- [Required task]:
Copy the records below exactly, from the line containing "Read all visible content and emit it as JSON." through the last line, and leave out every picture.

- [Listed entries]:
<<<<
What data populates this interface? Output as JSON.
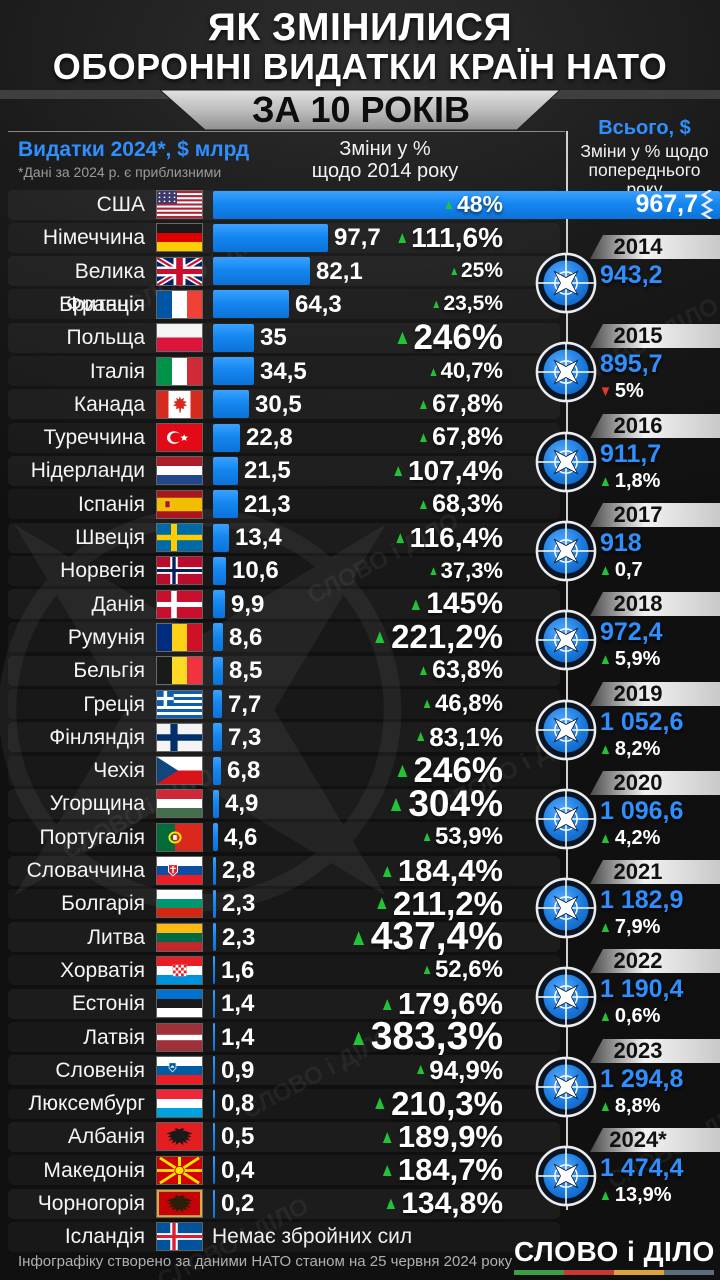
{
  "title": {
    "line1": "ЯК ЗМІНИЛИСЯ",
    "line2": "ОБОРОННІ ВИДАТКИ КРАЇН НАТО",
    "banner": "ЗА 10 РОКІВ"
  },
  "columns": {
    "left_title": "Видатки 2024*, $ млрд",
    "left_note": "*Дані за 2024 р. є приблизними",
    "mid_line1": "Зміни у %",
    "mid_line2": "щодо 2014 року",
    "right_title": "Всього, $",
    "right_line1": "Зміни у % щодо",
    "right_line2": "попереднього року"
  },
  "watermark": "СЛОВО і ДІЛО",
  "colors": {
    "bar_blue": "#1487f0",
    "accent_blue": "#2f8fff",
    "up_green": "#22c437",
    "down_red": "#e23b2e",
    "underline_colors": [
      "#3f9b44",
      "#c63831",
      "#dba43c",
      "#5b6c7c"
    ]
  },
  "countries": [
    {
      "name": "США",
      "flag": "usa",
      "value": "967,7",
      "value_num": 967.7,
      "pct": "48%",
      "pct_num": 48,
      "bar_full": true
    },
    {
      "name": "Німеччина",
      "flag": "germany",
      "value": "97,7",
      "value_num": 97.7,
      "pct": "111,6%",
      "pct_num": 111.6
    },
    {
      "name": "Велика Британія",
      "flag": "uk",
      "value": "82,1",
      "value_num": 82.1,
      "pct": "25%",
      "pct_num": 25
    },
    {
      "name": "Франція",
      "flag": "france",
      "value": "64,3",
      "value_num": 64.3,
      "pct": "23,5%",
      "pct_num": 23.5
    },
    {
      "name": "Польща",
      "flag": "poland",
      "value": "35",
      "value_num": 35,
      "pct": "246%",
      "pct_num": 246
    },
    {
      "name": "Італія",
      "flag": "italy",
      "value": "34,5",
      "value_num": 34.5,
      "pct": "40,7%",
      "pct_num": 40.7
    },
    {
      "name": "Канада",
      "flag": "canada",
      "value": "30,5",
      "value_num": 30.5,
      "pct": "67,8%",
      "pct_num": 67.8
    },
    {
      "name": "Туреччина",
      "flag": "turkey",
      "value": "22,8",
      "value_num": 22.8,
      "pct": "67,8%",
      "pct_num": 67.8
    },
    {
      "name": "Нідерланди",
      "flag": "netherlands",
      "value": "21,5",
      "value_num": 21.5,
      "pct": "107,4%",
      "pct_num": 107.4
    },
    {
      "name": "Іспанія",
      "flag": "spain",
      "value": "21,3",
      "value_num": 21.3,
      "pct": "68,3%",
      "pct_num": 68.3
    },
    {
      "name": "Швеція",
      "flag": "sweden",
      "value": "13,4",
      "value_num": 13.4,
      "pct": "116,4%",
      "pct_num": 116.4
    },
    {
      "name": "Норвегія",
      "flag": "norway",
      "value": "10,6",
      "value_num": 10.6,
      "pct": "37,3%",
      "pct_num": 37.3
    },
    {
      "name": "Данія",
      "flag": "denmark",
      "value": "9,9",
      "value_num": 9.9,
      "pct": "145%",
      "pct_num": 145
    },
    {
      "name": "Румунія",
      "flag": "romania",
      "value": "8,6",
      "value_num": 8.6,
      "pct": "221,2%",
      "pct_num": 221.2
    },
    {
      "name": "Бельгія",
      "flag": "belgium",
      "value": "8,5",
      "value_num": 8.5,
      "pct": "63,8%",
      "pct_num": 63.8
    },
    {
      "name": "Греція",
      "flag": "greece",
      "value": "7,7",
      "value_num": 7.7,
      "pct": "46,8%",
      "pct_num": 46.8
    },
    {
      "name": "Фінляндія",
      "flag": "finland",
      "value": "7,3",
      "value_num": 7.3,
      "pct": "83,1%",
      "pct_num": 83.1
    },
    {
      "name": "Чехія",
      "flag": "czechia",
      "value": "6,8",
      "value_num": 6.8,
      "pct": "246%",
      "pct_num": 246
    },
    {
      "name": "Угорщина",
      "flag": "hungary",
      "value": "4,9",
      "value_num": 4.9,
      "pct": "304%",
      "pct_num": 304
    },
    {
      "name": "Португалія",
      "flag": "portugal",
      "value": "4,6",
      "value_num": 4.6,
      "pct": "53,9%",
      "pct_num": 53.9
    },
    {
      "name": "Словаччина",
      "flag": "slovakia",
      "value": "2,8",
      "value_num": 2.8,
      "pct": "184,4%",
      "pct_num": 184.4
    },
    {
      "name": "Болгарія",
      "flag": "bulgaria",
      "value": "2,3",
      "value_num": 2.3,
      "pct": "211,2%",
      "pct_num": 211.2
    },
    {
      "name": "Литва",
      "flag": "lithuania",
      "value": "2,3",
      "value_num": 2.3,
      "pct": "437,4%",
      "pct_num": 437.4
    },
    {
      "name": "Хорватія",
      "flag": "croatia",
      "value": "1,6",
      "value_num": 1.6,
      "pct": "52,6%",
      "pct_num": 52.6
    },
    {
      "name": "Естонія",
      "flag": "estonia",
      "value": "1,4",
      "value_num": 1.4,
      "pct": "179,6%",
      "pct_num": 179.6
    },
    {
      "name": "Латвія",
      "flag": "latvia",
      "value": "1,4",
      "value_num": 1.4,
      "pct": "383,3%",
      "pct_num": 383.3
    },
    {
      "name": "Словенія",
      "flag": "slovenia",
      "value": "0,9",
      "value_num": 0.9,
      "pct": "94,9%",
      "pct_num": 94.9
    },
    {
      "name": "Люксембург",
      "flag": "luxembourg",
      "value": "0,8",
      "value_num": 0.8,
      "pct": "210,3%",
      "pct_num": 210.3
    },
    {
      "name": "Албанія",
      "flag": "albania",
      "value": "0,5",
      "value_num": 0.5,
      "pct": "189,9%",
      "pct_num": 189.9
    },
    {
      "name": "Македонія",
      "flag": "macedonia",
      "value": "0,4",
      "value_num": 0.4,
      "pct": "184,7%",
      "pct_num": 184.7
    },
    {
      "name": "Чорногорія",
      "flag": "montenegro",
      "value": "0,2",
      "value_num": 0.2,
      "pct": "134,8%",
      "pct_num": 134.8
    },
    {
      "name": "Ісландія",
      "flag": "iceland",
      "note": "Немає збройних сил"
    }
  ],
  "timeline": [
    {
      "year": "2014",
      "total": "943,2"
    },
    {
      "year": "2015",
      "total": "895,7",
      "change": "5%",
      "dir": "down"
    },
    {
      "year": "2016",
      "total": "911,7",
      "change": "1,8%",
      "dir": "up"
    },
    {
      "year": "2017",
      "total": "918",
      "change": "0,7",
      "dir": "up"
    },
    {
      "year": "2018",
      "total": "972,4",
      "change": "5,9%",
      "dir": "up"
    },
    {
      "year": "2019",
      "total": "1 052,6",
      "change": "8,2%",
      "dir": "up"
    },
    {
      "year": "2020",
      "total": "1 096,6",
      "change": "4,2%",
      "dir": "up"
    },
    {
      "year": "2021",
      "total": "1 182,9",
      "change": "7,9%",
      "dir": "up"
    },
    {
      "year": "2022",
      "total": "1 190,4",
      "change": "0,6%",
      "dir": "up"
    },
    {
      "year": "2023",
      "total": "1 294,8",
      "change": "8,8%",
      "dir": "up"
    },
    {
      "year": "2024*",
      "total": "1 474,4",
      "change": "13,9%",
      "dir": "up"
    }
  ],
  "footer": {
    "source": "Інфографіку створено за даними НАТО станом на 25 червня 2024 року",
    "logo": "СЛОВО і ДІЛО"
  },
  "chart_data": [
    {
      "type": "bar",
      "title": "Видатки 2024*, $ млрд",
      "categories": [
        "США",
        "Німеччина",
        "Велика Британія",
        "Франція",
        "Польща",
        "Італія",
        "Канада",
        "Туреччина",
        "Нідерланди",
        "Іспанія",
        "Швеція",
        "Норвегія",
        "Данія",
        "Румунія",
        "Бельгія",
        "Греція",
        "Фінляндія",
        "Чехія",
        "Угорщина",
        "Португалія",
        "Словаччина",
        "Болгарія",
        "Литва",
        "Хорватія",
        "Естонія",
        "Латвія",
        "Словенія",
        "Люксембург",
        "Албанія",
        "Македонія",
        "Чорногорія"
      ],
      "values": [
        967.7,
        97.7,
        82.1,
        64.3,
        35,
        34.5,
        30.5,
        22.8,
        21.5,
        21.3,
        13.4,
        10.6,
        9.9,
        8.6,
        8.5,
        7.7,
        7.3,
        6.8,
        4.9,
        4.6,
        2.8,
        2.3,
        2.3,
        1.6,
        1.4,
        1.4,
        0.9,
        0.8,
        0.5,
        0.4,
        0.2
      ],
      "pct_change_vs_2014": [
        48,
        111.6,
        25,
        23.5,
        246,
        40.7,
        67.8,
        67.8,
        107.4,
        68.3,
        116.4,
        37.3,
        145,
        221.2,
        63.8,
        46.8,
        83.1,
        246,
        304,
        53.9,
        184.4,
        211.2,
        437.4,
        52.6,
        179.6,
        383.3,
        94.9,
        210.3,
        189.9,
        184.7,
        134.8
      ],
      "xlabel": "",
      "ylabel": "Зміни у % щодо 2014 року",
      "note": "Ісландія — Немає збройних сил"
    },
    {
      "type": "line",
      "title": "Всього, $ — Зміни у % щодо попереднього року",
      "x": [
        "2014",
        "2015",
        "2016",
        "2017",
        "2018",
        "2019",
        "2020",
        "2021",
        "2022",
        "2023",
        "2024*"
      ],
      "values": [
        943.2,
        895.7,
        911.7,
        918,
        972.4,
        1052.6,
        1096.6,
        1182.9,
        1190.4,
        1294.8,
        1474.4
      ],
      "pct_change_prev_year": [
        null,
        -5,
        1.8,
        0.7,
        5.9,
        8.2,
        4.2,
        7.9,
        0.6,
        8.8,
        13.9
      ]
    }
  ]
}
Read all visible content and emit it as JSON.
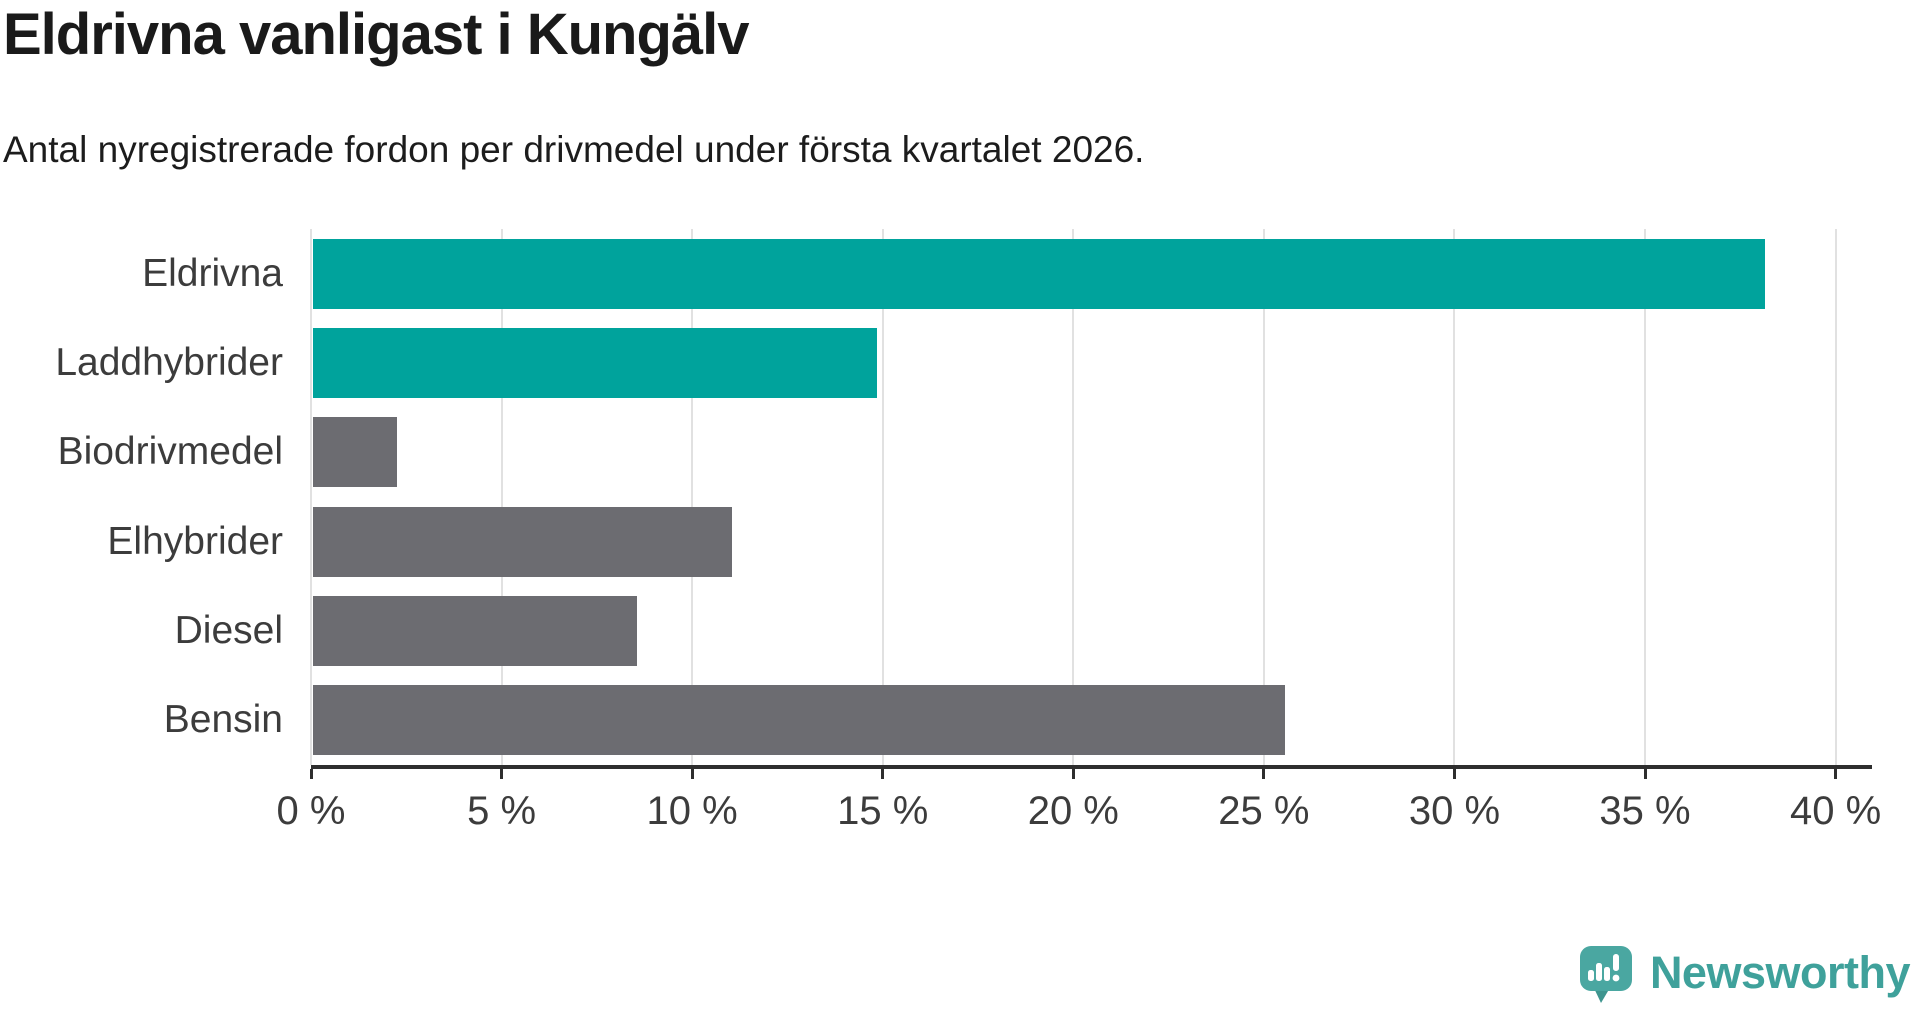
{
  "header": {
    "title": "Eldrivna vanligast i Kungälv",
    "subtitle": "Antal nyregistrerade fordon per drivmedel under första kvartalet 2026."
  },
  "chart_data": {
    "type": "bar",
    "orientation": "horizontal",
    "title": "Eldrivna vanligast i Kungälv",
    "subtitle": "Antal nyregistrerade fordon per drivmedel under första kvartalet 2026.",
    "categories": [
      "Eldrivna",
      "Laddhybrider",
      "Biodrivmedel",
      "Elhybrider",
      "Diesel",
      "Bensin"
    ],
    "values": [
      38.1,
      14.8,
      2.2,
      11.0,
      8.5,
      25.5
    ],
    "unit": "%",
    "bar_colors": [
      "#00a39c",
      "#00a39c",
      "#6c6c71",
      "#6c6c71",
      "#6c6c71",
      "#6c6c71"
    ],
    "highlight_color": "#00a39c",
    "default_color": "#6c6c71",
    "xlim": [
      0,
      40
    ],
    "x_ticks": [
      0,
      5,
      10,
      15,
      20,
      25,
      30,
      35,
      40
    ],
    "x_tick_labels": [
      "0 %",
      "5 %",
      "10 %",
      "15 %",
      "20 %",
      "25 %",
      "30 %",
      "35 %",
      "40 %"
    ],
    "grid": "vertical-gridlines-on",
    "legend": "none"
  },
  "footer": {
    "brand": "Newsworthy"
  }
}
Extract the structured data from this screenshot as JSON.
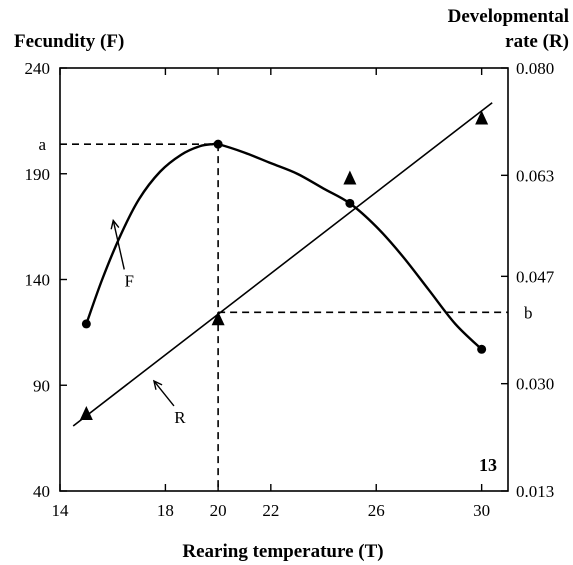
>>>>
- [Exercise result]:
Read all visible content and emit it as JSON.
{
  "header": {
    "title": "Eldrivna vanligast i Kungälv",
    "subtitle": "Antal nyregistrerade fordon per drivmedel under första kvartalet 2026."
  },
  "chart_data": {
    "type": "bar",
    "orientation": "horizontal",
    "title": "Eldrivna vanligast i Kungälv",
    "subtitle": "Antal nyregistrerade fordon per drivmedel under första kvartalet 2026.",
    "categories": [
      "Eldrivna",
      "Laddhybrider",
      "Biodrivmedel",
      "Elhybrider",
      "Diesel",
      "Bensin"
    ],
    "values": [
      38.1,
      14.8,
      2.2,
      11.0,
      8.5,
      25.5
    ],
    "unit": "%",
    "bar_colors": [
      "#00a39c",
      "#00a39c",
      "#6c6c71",
      "#6c6c71",
      "#6c6c71",
      "#6c6c71"
    ],
    "highlight_color": "#00a39c",
    "default_color": "#6c6c71",
    "xlim": [
      0,
      40
    ],
    "x_ticks": [
      0,
      5,
      10,
      15,
      20,
      25,
      30,
      35,
      40
    ],
    "x_tick_labels": [
      "0 %",
      "5 %",
      "10 %",
      "15 %",
      "20 %",
      "25 %",
      "30 %",
      "35 %",
      "40 %"
    ],
    "grid": "vertical-gridlines-on",
    "legend": "none"
  },
  "footer": {
    "brand": "Newsworthy"
  }
}
Extract the structured data from this screenshot as JSON.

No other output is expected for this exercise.